[Stored data]

========

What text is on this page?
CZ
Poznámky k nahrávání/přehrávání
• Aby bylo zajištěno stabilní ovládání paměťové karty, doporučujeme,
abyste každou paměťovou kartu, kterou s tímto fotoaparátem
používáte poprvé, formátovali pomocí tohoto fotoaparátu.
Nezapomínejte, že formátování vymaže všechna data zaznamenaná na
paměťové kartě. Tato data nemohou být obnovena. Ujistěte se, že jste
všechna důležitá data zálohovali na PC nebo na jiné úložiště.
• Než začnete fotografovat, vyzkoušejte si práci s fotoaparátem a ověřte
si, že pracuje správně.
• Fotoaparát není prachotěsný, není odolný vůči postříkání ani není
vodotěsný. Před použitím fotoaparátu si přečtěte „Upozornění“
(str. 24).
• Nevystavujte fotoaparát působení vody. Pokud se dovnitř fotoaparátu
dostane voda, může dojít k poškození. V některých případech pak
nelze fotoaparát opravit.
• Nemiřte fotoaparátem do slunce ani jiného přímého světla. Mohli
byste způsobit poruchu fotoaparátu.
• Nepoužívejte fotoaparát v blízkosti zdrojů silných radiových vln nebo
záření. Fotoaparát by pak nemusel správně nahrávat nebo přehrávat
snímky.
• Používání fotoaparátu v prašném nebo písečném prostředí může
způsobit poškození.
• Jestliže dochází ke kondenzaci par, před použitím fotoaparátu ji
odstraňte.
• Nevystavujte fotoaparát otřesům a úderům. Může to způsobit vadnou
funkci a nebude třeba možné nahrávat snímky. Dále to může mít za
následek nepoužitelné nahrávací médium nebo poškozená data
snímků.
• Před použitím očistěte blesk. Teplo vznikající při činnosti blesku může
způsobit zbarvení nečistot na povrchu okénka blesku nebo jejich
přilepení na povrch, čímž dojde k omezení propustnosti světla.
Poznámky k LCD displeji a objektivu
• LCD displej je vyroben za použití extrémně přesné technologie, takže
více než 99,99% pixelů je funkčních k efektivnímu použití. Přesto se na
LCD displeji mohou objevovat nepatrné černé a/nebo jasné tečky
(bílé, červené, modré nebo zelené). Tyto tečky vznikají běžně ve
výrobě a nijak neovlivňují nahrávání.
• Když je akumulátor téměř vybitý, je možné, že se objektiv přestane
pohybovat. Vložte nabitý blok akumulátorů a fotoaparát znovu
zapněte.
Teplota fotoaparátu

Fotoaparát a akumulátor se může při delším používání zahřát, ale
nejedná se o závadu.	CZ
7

========

### Task description:
What is the number of lines in these records that contain "fotoaparátu"? Reply with the number only.

### Solution to this problem:
7